# OBJECTIVE
Repeat the listing in full, preserving every character.

Entries taken from a collection
•••••

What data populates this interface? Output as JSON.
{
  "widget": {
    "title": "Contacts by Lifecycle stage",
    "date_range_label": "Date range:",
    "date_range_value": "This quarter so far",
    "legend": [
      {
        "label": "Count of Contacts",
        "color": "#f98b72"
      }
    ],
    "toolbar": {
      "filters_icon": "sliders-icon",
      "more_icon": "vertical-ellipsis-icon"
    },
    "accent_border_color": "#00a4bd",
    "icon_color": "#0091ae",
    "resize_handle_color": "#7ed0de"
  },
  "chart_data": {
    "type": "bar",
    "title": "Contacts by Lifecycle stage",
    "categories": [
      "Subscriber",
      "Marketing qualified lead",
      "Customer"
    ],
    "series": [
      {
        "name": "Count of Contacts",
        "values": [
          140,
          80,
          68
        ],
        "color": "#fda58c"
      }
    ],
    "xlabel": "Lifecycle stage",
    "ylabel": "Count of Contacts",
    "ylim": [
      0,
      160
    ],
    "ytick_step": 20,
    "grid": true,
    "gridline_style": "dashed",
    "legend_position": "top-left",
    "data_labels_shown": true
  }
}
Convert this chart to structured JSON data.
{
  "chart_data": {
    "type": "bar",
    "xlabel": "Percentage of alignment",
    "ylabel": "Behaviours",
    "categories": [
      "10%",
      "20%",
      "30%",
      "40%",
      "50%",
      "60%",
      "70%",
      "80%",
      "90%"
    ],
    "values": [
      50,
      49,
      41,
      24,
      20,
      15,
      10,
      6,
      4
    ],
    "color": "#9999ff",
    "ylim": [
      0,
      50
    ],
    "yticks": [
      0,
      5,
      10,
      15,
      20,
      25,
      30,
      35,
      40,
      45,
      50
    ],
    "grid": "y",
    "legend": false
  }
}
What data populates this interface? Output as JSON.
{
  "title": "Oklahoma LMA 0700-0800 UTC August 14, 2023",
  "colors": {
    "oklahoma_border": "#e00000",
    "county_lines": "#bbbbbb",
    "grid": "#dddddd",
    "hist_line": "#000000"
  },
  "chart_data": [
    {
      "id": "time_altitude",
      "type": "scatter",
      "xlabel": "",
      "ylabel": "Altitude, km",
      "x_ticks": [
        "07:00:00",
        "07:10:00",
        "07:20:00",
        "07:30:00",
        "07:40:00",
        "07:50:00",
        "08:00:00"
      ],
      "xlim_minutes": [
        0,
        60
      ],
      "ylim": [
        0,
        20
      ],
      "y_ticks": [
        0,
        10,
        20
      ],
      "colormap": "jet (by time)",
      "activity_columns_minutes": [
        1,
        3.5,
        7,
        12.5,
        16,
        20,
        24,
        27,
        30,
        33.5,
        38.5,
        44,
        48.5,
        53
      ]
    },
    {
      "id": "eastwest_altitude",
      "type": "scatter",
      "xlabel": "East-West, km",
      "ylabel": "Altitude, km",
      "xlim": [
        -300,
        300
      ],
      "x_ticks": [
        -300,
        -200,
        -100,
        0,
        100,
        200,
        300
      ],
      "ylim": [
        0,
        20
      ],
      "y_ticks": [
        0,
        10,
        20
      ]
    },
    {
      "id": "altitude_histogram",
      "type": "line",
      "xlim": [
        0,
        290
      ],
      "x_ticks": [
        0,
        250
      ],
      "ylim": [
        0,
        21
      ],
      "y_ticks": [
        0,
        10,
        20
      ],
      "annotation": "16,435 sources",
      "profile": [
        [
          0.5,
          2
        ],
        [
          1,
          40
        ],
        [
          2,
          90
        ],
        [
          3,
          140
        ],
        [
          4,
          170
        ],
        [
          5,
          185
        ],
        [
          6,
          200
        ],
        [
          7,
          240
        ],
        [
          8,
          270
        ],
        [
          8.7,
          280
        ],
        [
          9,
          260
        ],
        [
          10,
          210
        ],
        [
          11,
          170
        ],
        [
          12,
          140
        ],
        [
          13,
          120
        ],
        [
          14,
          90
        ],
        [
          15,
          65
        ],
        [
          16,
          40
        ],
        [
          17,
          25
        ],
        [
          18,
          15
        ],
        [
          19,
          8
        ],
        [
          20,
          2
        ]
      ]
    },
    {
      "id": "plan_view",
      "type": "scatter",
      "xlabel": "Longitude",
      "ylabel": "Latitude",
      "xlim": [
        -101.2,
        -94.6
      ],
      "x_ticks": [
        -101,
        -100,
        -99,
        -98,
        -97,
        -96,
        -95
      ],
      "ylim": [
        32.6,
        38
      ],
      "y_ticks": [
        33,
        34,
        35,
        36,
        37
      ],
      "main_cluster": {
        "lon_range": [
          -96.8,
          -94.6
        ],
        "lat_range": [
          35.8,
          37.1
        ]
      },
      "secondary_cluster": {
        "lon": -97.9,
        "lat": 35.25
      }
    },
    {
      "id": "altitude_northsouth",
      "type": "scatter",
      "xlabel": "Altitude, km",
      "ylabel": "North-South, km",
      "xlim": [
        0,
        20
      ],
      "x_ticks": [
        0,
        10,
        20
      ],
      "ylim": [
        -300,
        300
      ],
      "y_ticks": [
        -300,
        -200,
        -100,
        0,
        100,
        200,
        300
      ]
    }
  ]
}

•••••

# SOLUTION TO THE PROBLEM
What data populates this interface? Output as JSON.
{
  "widget": {
    "title": "Contacts by Lifecycle stage",
    "date_range_label": "Date range:",
    "date_range_value": "This quarter so far",
    "legend": [
      {
        "label": "Count of Contacts",
        "color": "#f98b72"
      }
    ],
    "toolbar": {
      "filters_icon": "sliders-icon",
      "more_icon": "vertical-ellipsis-icon"
    },
    "accent_border_color": "#00a4bd",
    "icon_color": "#0091ae",
    "resize_handle_color": "#7ed0de"
  },
  "chart_data": {
    "type": "bar",
    "title": "Contacts by Lifecycle stage",
    "categories": [
      "Subscriber",
      "Marketing qualified lead",
      "Customer"
    ],
    "series": [
      {
        "name": "Count of Contacts",
        "values": [
          140,
          80,
          68
        ],
        "color": "#fda58c"
      }
    ],
    "xlabel": "Lifecycle stage",
    "ylabel": "Count of Contacts",
    "ylim": [
      0,
      160
    ],
    "ytick_step": 20,
    "grid": true,
    "gridline_style": "dashed",
    "legend_position": "top-left",
    "data_labels_shown": true
  }
}
Convert this chart to structured JSON data.
{
  "chart_data": {
    "type": "bar",
    "xlabel": "Percentage of alignment",
    "ylabel": "Behaviours",
    "categories": [
      "10%",
      "20%",
      "30%",
      "40%",
      "50%",
      "60%",
      "70%",
      "80%",
      "90%"
    ],
    "values": [
      50,
      49,
      41,
      24,
      20,
      15,
      10,
      6,
      4
    ],
    "color": "#9999ff",
    "ylim": [
      0,
      50
    ],
    "yticks": [
      0,
      5,
      10,
      15,
      20,
      25,
      30,
      35,
      40,
      45,
      50
    ],
    "grid": "y",
    "legend": false
  }
}
What data populates this interface? Output as JSON.
{
  "title": "Oklahoma LMA 0700-0800 UTC August 14, 2023",
  "colors": {
    "oklahoma_border": "#e00000",
    "county_lines": "#bbbbbb",
    "grid": "#dddddd",
    "hist_line": "#000000"
  },
  "chart_data": [
    {
      "id": "time_altitude",
      "type": "scatter",
      "xlabel": "",
      "ylabel": "Altitude, km",
      "x_ticks": [
        "07:00:00",
        "07:10:00",
        "07:20:00",
        "07:30:00",
        "07:40:00",
        "07:50:00",
        "08:00:00"
      ],
      "xlim_minutes": [
        0,
        60
      ],
      "ylim": [
        0,
        20
      ],
      "y_ticks": [
        0,
        10,
        20
      ],
      "colormap": "jet (by time)",
      "activity_columns_minutes": [
        1,
        3.5,
        7,
        12.5,
        16,
        20,
        24,
        27,
        30,
        33.5,
        38.5,
        44,
        48.5,
        53
      ]
    },
    {
      "id": "eastwest_altitude",
      "type": "scatter",
      "xlabel": "East-West, km",
      "ylabel": "Altitude, km",
      "xlim": [
        -300,
        300
      ],
      "x_ticks": [
        -300,
        -200,
        -100,
        0,
        100,
        200,
        300
      ],
      "ylim": [
        0,
        20
      ],
      "y_ticks": [
        0,
        10,
        20
      ]
    },
    {
      "id": "altitude_histogram",
      "type": "line",
      "xlim": [
        0,
        290
      ],
      "x_ticks": [
        0,
        250
      ],
      "ylim": [
        0,
        21
      ],
      "y_ticks": [
        0,
        10,
        20
      ],
      "annotation": "16,435 sources",
      "profile": [
        [
          0.5,
          2
        ],
        [
          1,
          40
        ],
        [
          2,
          90
        ],
        [
          3,
          140
        ],
        [
          4,
          170
        ],
        [
          5,
          185
        ],
        [
          6,
          200
        ],
        [
          7,
          240
        ],
        [
          8,
          270
        ],
        [
          8.7,
          280
        ],
        [
          9,
          260
        ],
        [
          10,
          210
        ],
        [
          11,
          170
        ],
        [
          12,
          140
        ],
        [
          13,
          120
        ],
        [
          14,
          90
        ],
        [
          15,
          65
        ],
        [
          16,
          40
        ],
        [
          17,
          25
        ],
        [
          18,
          15
        ],
        [
          19,
          8
        ],
        [
          20,
          2
        ]
      ]
    },
    {
      "id": "plan_view",
      "type": "scatter",
      "xlabel": "Longitude",
      "ylabel": "Latitude",
      "xlim": [
        -101.2,
        -94.6
      ],
      "x_ticks": [
        -101,
        -100,
        -99,
        -98,
        -97,
        -96,
        -95
      ],
      "ylim": [
        32.6,
        38
      ],
      "y_ticks": [
        33,
        34,
        35,
        36,
        37
      ],
      "main_cluster": {
        "lon_range": [
          -96.8,
          -94.6
        ],
        "lat_range": [
          35.8,
          37.1
        ]
      },
      "secondary_cluster": {
        "lon": -97.9,
        "lat": 35.25
      }
    },
    {
      "id": "altitude_northsouth",
      "type": "scatter",
      "xlabel": "Altitude, km",
      "ylabel": "North-South, km",
      "xlim": [
        0,
        20
      ],
      "x_ticks": [
        0,
        10,
        20
      ],
      "ylim": [
        -300,
        300
      ],
      "y_ticks": [
        -300,
        -200,
        -100,
        0,
        100,
        200,
        300
      ]
    }
  ]
}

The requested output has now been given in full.